* _TASK OBJECTIVE_:
Write out each line word for word. Drop pictures.

━━━━━━━━━━━━━━━━━━━━

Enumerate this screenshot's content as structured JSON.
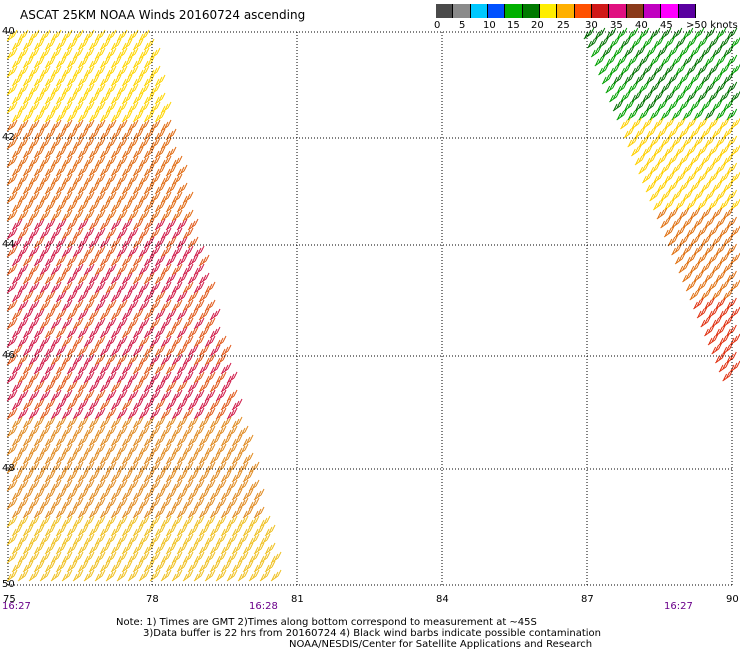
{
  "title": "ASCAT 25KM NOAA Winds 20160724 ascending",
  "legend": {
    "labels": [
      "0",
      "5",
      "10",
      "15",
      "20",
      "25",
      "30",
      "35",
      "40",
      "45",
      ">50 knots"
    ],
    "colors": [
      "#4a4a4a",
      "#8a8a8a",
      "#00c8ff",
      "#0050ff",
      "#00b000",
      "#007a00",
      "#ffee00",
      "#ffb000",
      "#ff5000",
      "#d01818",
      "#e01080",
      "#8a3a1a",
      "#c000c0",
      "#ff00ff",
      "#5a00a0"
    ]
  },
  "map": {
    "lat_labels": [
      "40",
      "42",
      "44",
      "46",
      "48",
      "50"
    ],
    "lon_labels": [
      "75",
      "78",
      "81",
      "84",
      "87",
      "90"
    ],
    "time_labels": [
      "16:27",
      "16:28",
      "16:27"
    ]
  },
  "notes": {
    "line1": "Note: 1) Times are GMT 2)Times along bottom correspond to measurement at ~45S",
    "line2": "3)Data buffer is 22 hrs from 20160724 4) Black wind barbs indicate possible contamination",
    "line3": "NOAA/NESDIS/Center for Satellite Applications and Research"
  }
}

━━━━━━━━━━━━━━━━━━━━

* _RESULT_:
Enumerate this screenshot's content as structured JSON.
{
  "title": "ASCAT 25KM NOAA Winds 20160724 ascending",
  "legend": {
    "labels": [
      "0",
      "5",
      "10",
      "15",
      "20",
      "25",
      "30",
      "35",
      "40",
      "45",
      ">50 knots"
    ],
    "colors": [
      "#4a4a4a",
      "#8a8a8a",
      "#00c8ff",
      "#0050ff",
      "#00b000",
      "#007a00",
      "#ffee00",
      "#ffb000",
      "#ff5000",
      "#d01818",
      "#e01080",
      "#8a3a1a",
      "#c000c0",
      "#ff00ff",
      "#5a00a0"
    ]
  },
  "map": {
    "lat_labels": [
      "40",
      "42",
      "44",
      "46",
      "48",
      "50"
    ],
    "lon_labels": [
      "75",
      "78",
      "81",
      "84",
      "87",
      "90"
    ],
    "time_labels": [
      "16:27",
      "16:28",
      "16:27"
    ]
  },
  "notes": {
    "line1": "Note: 1) Times are GMT 2)Times along bottom correspond to measurement at ~45S",
    "line2": "3)Data buffer is 22 hrs from 20160724 4) Black wind barbs indicate possible contamination",
    "line3": "NOAA/NESDIS/Center for Satellite Applications and Research"
  }
}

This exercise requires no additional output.